ENTRIES:
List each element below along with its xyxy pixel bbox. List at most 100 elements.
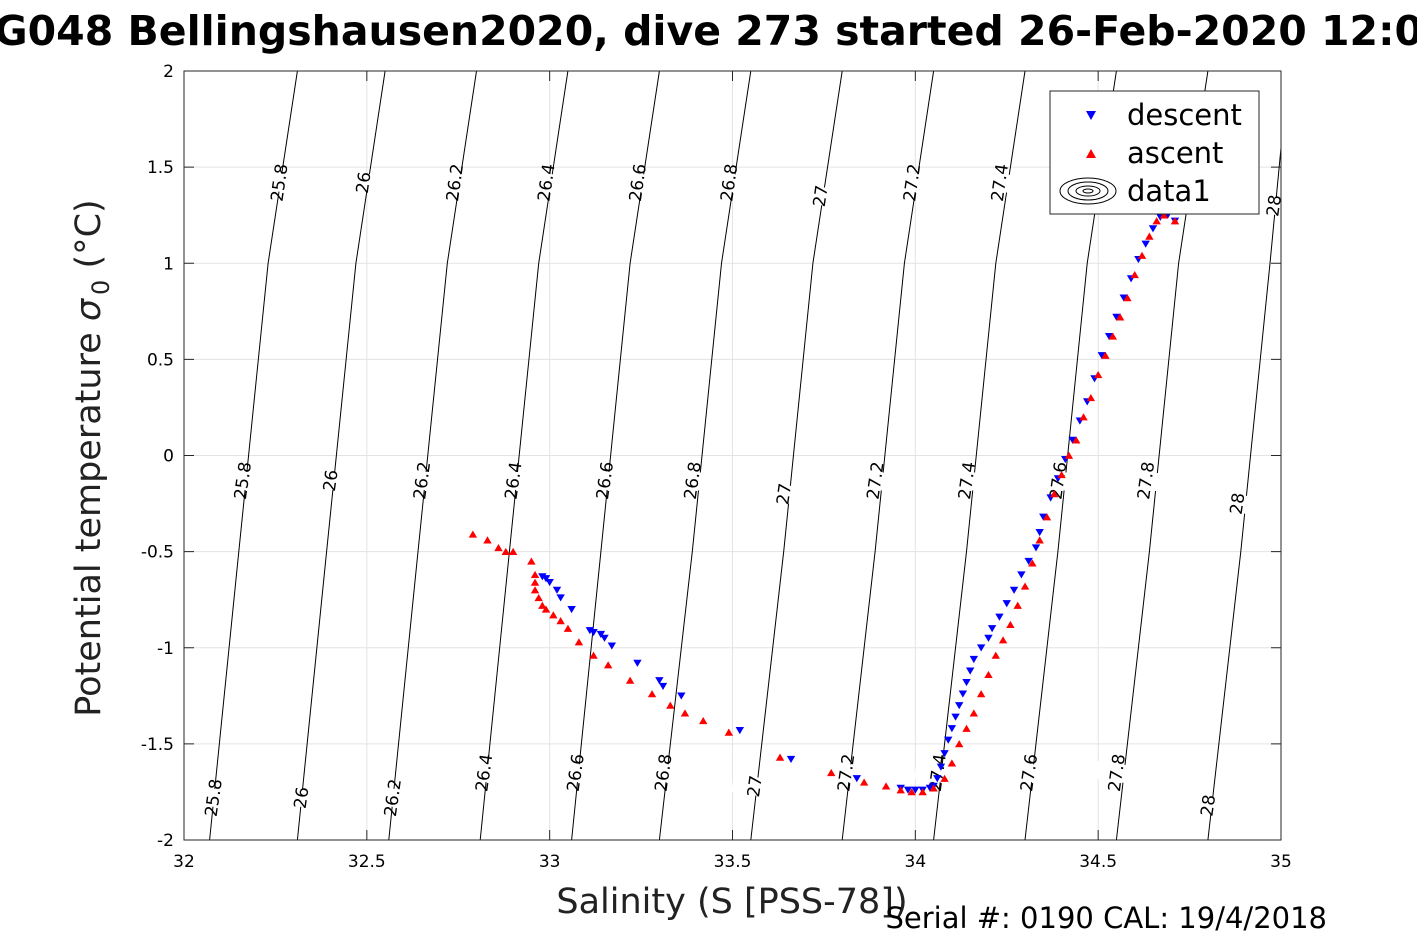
chart-title: SG048 Bellingshausen2020, dive 273 start… [0, 7, 1417, 55]
ascent-point [1101, 351, 1110, 359]
contour-label: 26 [291, 786, 314, 810]
ascent-point [1152, 217, 1161, 225]
contour-label-gap [340, 170, 387, 195]
ascent-point [468, 530, 478, 538]
ascent-point [1159, 211, 1169, 219]
ascent-point [940, 774, 949, 782]
descent-point [947, 725, 957, 733]
descent-point [596, 630, 606, 639]
ascent-point [929, 784, 938, 792]
descent-point [987, 625, 997, 633]
contour-label: 26 [353, 171, 376, 195]
ascent-point [625, 676, 635, 684]
x-tick-label: 34.5 [1079, 852, 1117, 872]
legend-box [1049, 90, 1260, 215]
y-axis-label: Potential temperature σ 0 (°C) [69, 199, 115, 716]
contour-label-gap [760, 481, 807, 506]
ascent-point [1108, 332, 1117, 340]
contour-label-gap [1250, 193, 1297, 218]
descent-point [1024, 557, 1033, 566]
ascent-point [775, 753, 785, 761]
contour-line-27 [750, 70, 843, 841]
contour-label: 27 [810, 184, 833, 208]
contour-label-gap [581, 468, 628, 493]
contour-label-gap [552, 760, 599, 785]
descent-point [903, 786, 913, 794]
ascent-point [947, 759, 957, 767]
contour-label-gap [1214, 491, 1261, 516]
legend: descent ascent data1 [1049, 90, 1260, 215]
descent-point [1112, 313, 1121, 321]
descent-point [936, 763, 946, 771]
contour-line-26-8 [658, 70, 752, 841]
ascent-point [907, 788, 916, 796]
contour-label: 28 [1263, 194, 1286, 218]
descent-point [1031, 544, 1041, 552]
ascent-point [1028, 559, 1037, 567]
ascent-point [666, 701, 675, 709]
ascent-point [1086, 394, 1096, 402]
contour-label-gap [914, 760, 961, 785]
descent-point [940, 750, 949, 758]
contour-label-gap [460, 760, 507, 785]
x-tick-label: 33.5 [714, 852, 752, 872]
x-tick-label: 35 [1270, 852, 1292, 872]
descent-point [969, 655, 979, 664]
x-tick-label: 33 [539, 852, 561, 872]
descent-point [984, 634, 993, 642]
ascent-point [984, 670, 993, 679]
descent-point [545, 579, 554, 587]
descent-point [1009, 586, 1019, 594]
descent-point [556, 594, 565, 602]
descent-point [951, 713, 960, 721]
contour-label-gap [307, 468, 354, 493]
ascent-point [508, 547, 518, 555]
ascent-point [1050, 490, 1059, 498]
ascent-point [530, 578, 540, 586]
contour-label: 28 [1227, 492, 1250, 516]
descent-point [1141, 240, 1150, 248]
ascent-point [881, 782, 891, 790]
contour-line-27-2 [841, 70, 935, 841]
ascent-point [563, 624, 573, 632]
ascent-point [1042, 513, 1052, 521]
y-tick-label: -1 [157, 639, 174, 659]
descent-point [600, 634, 609, 642]
contour-label-gap [1005, 760, 1052, 785]
ascent-point [976, 690, 986, 698]
legend-descent-label: descent [1127, 98, 1242, 132]
ascent-point [494, 544, 503, 552]
contour-label-gap [490, 468, 537, 493]
legend-ascent-marker [1086, 149, 1096, 158]
contour-label-gap [639, 760, 687, 785]
contour-label-gap [1093, 760, 1140, 785]
ascent-point [538, 601, 547, 609]
contour-label-gap [219, 468, 266, 493]
ascent-point [969, 709, 979, 717]
descent-point [538, 573, 547, 581]
contour-label-gap [797, 183, 844, 208]
x-axis-label: Salinity (S [PSS-78]) [556, 882, 907, 922]
ascent-point [534, 593, 543, 602]
descent-point [1039, 513, 1048, 521]
ascent-point [1013, 601, 1022, 609]
contour-line-25-8 [209, 70, 298, 841]
contour-label-gap [888, 170, 935, 195]
ascent-point [991, 651, 1000, 659]
contour-label-gap [431, 170, 478, 195]
contour-label-gap [522, 170, 570, 195]
contour-label: 27 [744, 774, 767, 798]
ascent-point [527, 557, 536, 565]
contour-label-gap [852, 468, 899, 493]
contour-label-gap [256, 170, 303, 195]
descent-point [677, 692, 686, 700]
ascent-point [827, 768, 836, 777]
contour-label-gap [369, 785, 416, 810]
y-tick-label: -1.5 [141, 735, 174, 755]
contour-label-gap [669, 468, 716, 493]
ascent-point [1093, 370, 1103, 379]
y-tick-label: -2 [157, 831, 174, 851]
contour-line-26-4 [479, 70, 569, 841]
descent-point [1148, 225, 1158, 233]
descent-point [1035, 529, 1044, 537]
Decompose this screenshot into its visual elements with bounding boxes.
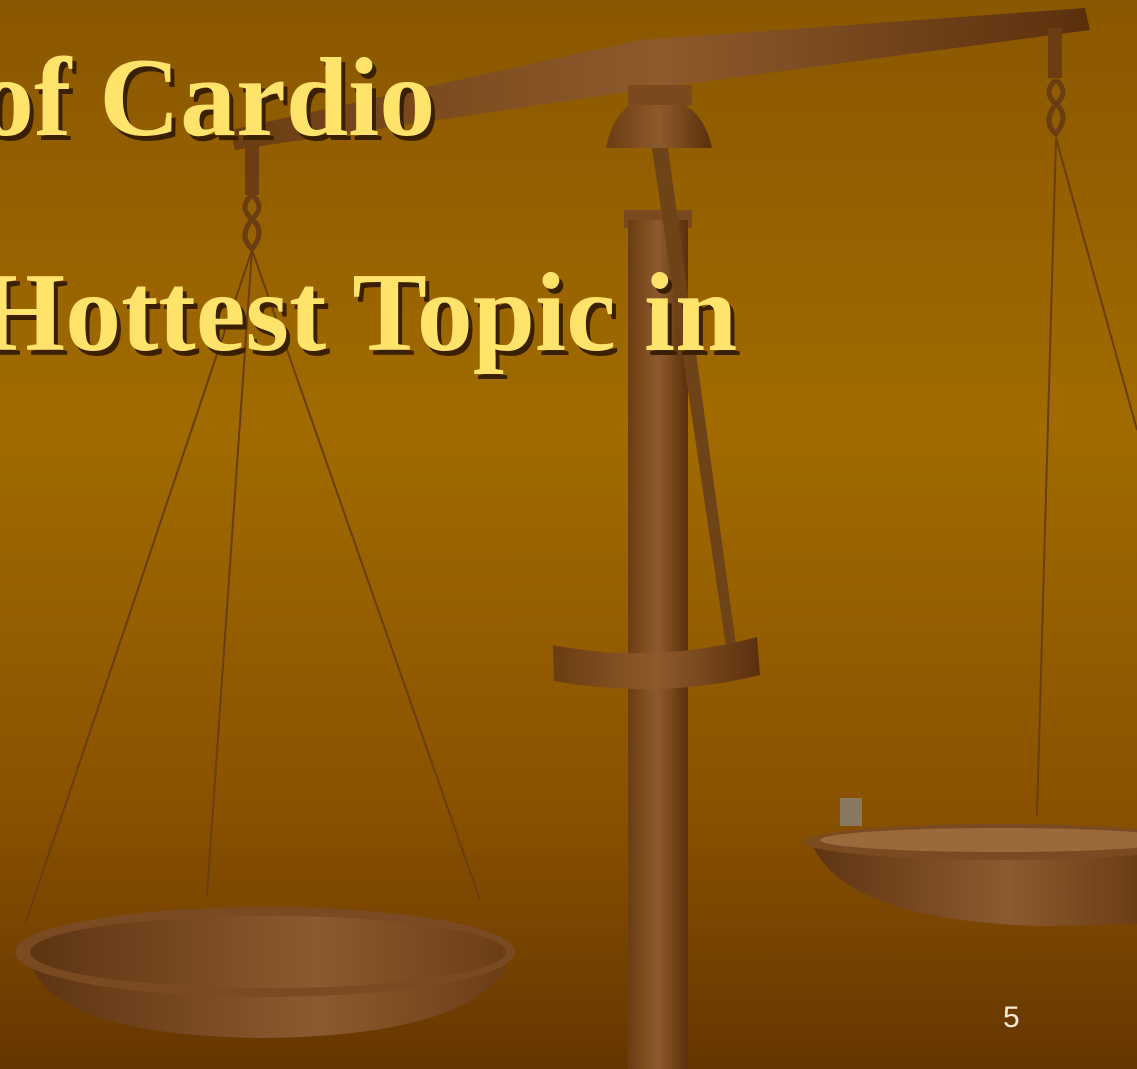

AIM OF THE TASK: Please turn the lines in all the entries above into a numbered list, leaving out blank lines and the pictures.

RESULT FOR THIS EXERCISE:
1. List each element below along with its xyxy pixel bbox. List at most 100 elements.
2. chart-title: SG048 Bellingshausen2020, dive 273 start… [0, 7, 1417, 55]
3. ascent-point [1101, 351, 1110, 359]
4. contour-label: 26 [291, 786, 314, 810]
5. ascent-point [1152, 217, 1161, 225]
6. contour-label-gap [340, 170, 387, 195]
7. ascent-point [468, 530, 478, 538]
8. ascent-point [1159, 211, 1169, 219]
9. ascent-point [940, 774, 949, 782]
10. descent-point [947, 725, 957, 733]
11. descent-point [596, 630, 606, 639]
12. ascent-point [929, 784, 938, 792]
13. descent-point [987, 625, 997, 633]
14. contour-label: 26 [353, 171, 376, 195]
15. ascent-point [625, 676, 635, 684]
16. x-tick-label: 34.5 [1079, 852, 1117, 872]
17. legend-box [1049, 90, 1260, 215]
18. y-axis-label: Potential temperature σ 0 (°C) [69, 199, 115, 716]
19. contour-label-gap [760, 481, 807, 506]
20. ascent-point [1108, 332, 1117, 340]
21. contour-label-gap [1250, 193, 1297, 218]
22. descent-point [1024, 557, 1033, 566]
23. ascent-point [775, 753, 785, 761]
24. contour-line-27 [750, 70, 843, 841]
25. contour-label: 27 [810, 184, 833, 208]
26. contour-label-gap [581, 468, 628, 493]
27. contour-label-gap [552, 760, 599, 785]
28. descent-point [903, 786, 913, 794]
29. ascent-point [947, 759, 957, 767]
30. contour-label-gap [1214, 491, 1261, 516]
31. legend: descent ascent data1 [1049, 90, 1260, 215]
32. descent-point [1112, 313, 1121, 321]
33. descent-point [936, 763, 946, 771]
34. contour-line-26-8 [658, 70, 752, 841]
35. ascent-point [907, 788, 916, 796]
36. contour-label: 28 [1263, 194, 1286, 218]
37. descent-point [1031, 544, 1041, 552]
38. ascent-point [1028, 559, 1037, 567]
39. ascent-point [666, 701, 675, 709]
40. ascent-point [1086, 394, 1096, 402]
41. contour-label-gap [914, 760, 961, 785]
42. descent-point [940, 750, 949, 758]
43. contour-label-gap [460, 760, 507, 785]
44. x-tick-label: 33.5 [714, 852, 752, 872]
45. x-tick-label: 35 [1270, 852, 1292, 872]
46. descent-point [969, 655, 979, 664]
47. x-tick-label: 33 [539, 852, 561, 872]
48. descent-point [984, 634, 993, 642]
49. ascent-point [984, 670, 993, 679]
50. descent-point [545, 579, 554, 587]
51. descent-point [1009, 586, 1019, 594]
52. descent-point [556, 594, 565, 602]
53. descent-point [951, 713, 960, 721]
54. contour-label-gap [307, 468, 354, 493]
55. ascent-point [508, 547, 518, 555]
56. ascent-point [1050, 490, 1059, 498]
57. ascent-point [530, 578, 540, 586]
58. contour-label: 28 [1227, 492, 1250, 516]
59. descent-point [1141, 240, 1150, 248]
60. ascent-point [881, 782, 891, 790]
61. contour-line-27-2 [841, 70, 935, 841]
62. ascent-point [563, 624, 573, 632]
63. ascent-point [1042, 513, 1052, 521]
64. y-tick-label: -1 [157, 639, 174, 659]
65. descent-point [600, 634, 609, 642]
66. contour-label-gap [1005, 760, 1052, 785]
67. ascent-point [976, 690, 986, 698]
68. legend-descent-label: descent [1127, 98, 1242, 132]
69. ascent-point [494, 544, 503, 552]
70. contour-label-gap [490, 468, 537, 493]
71. legend-ascent-marker [1086, 149, 1096, 158]
72. contour-label-gap [639, 760, 687, 785]
73. contour-label-gap [1093, 760, 1140, 785]
74. ascent-point [538, 601, 547, 609]
75. contour-label-gap [219, 468, 266, 493]
76. ascent-point [969, 709, 979, 717]
77. descent-point [538, 573, 547, 581]
78. contour-label-gap [797, 183, 844, 208]
79. x-axis-label: Salinity (S [PSS-78]) [556, 882, 907, 922]
80. ascent-point [534, 593, 543, 602]
81. descent-point [1039, 513, 1048, 521]
82. ascent-point [1013, 601, 1022, 609]
83. contour-line-25-8 [209, 70, 298, 841]
84. contour-label-gap [888, 170, 935, 195]
85. ascent-point [991, 651, 1000, 659]
86. contour-label-gap [431, 170, 478, 195]
87. contour-label-gap [522, 170, 570, 195]
88. contour-label: 27 [744, 774, 767, 798]
89. ascent-point [527, 557, 536, 565]
90. contour-label-gap [852, 468, 899, 493]
91. contour-label-gap [256, 170, 303, 195]
92. descent-point [677, 692, 686, 700]
93. ascent-point [827, 768, 836, 777]
94. contour-label-gap [369, 785, 416, 810]
95. y-tick-label: -1.5 [141, 735, 174, 755]
96. contour-label-gap [669, 468, 716, 493]
97. ascent-point [1093, 370, 1103, 379]
98. y-tick-label: -2 [157, 831, 174, 851]
99. contour-line-26-4 [479, 70, 569, 841]
100. descent-point [1148, 225, 1158, 233]
101. descent-point [1035, 529, 1044, 537]
102. Decompose this screenshot into its visual elements with bounding boxes.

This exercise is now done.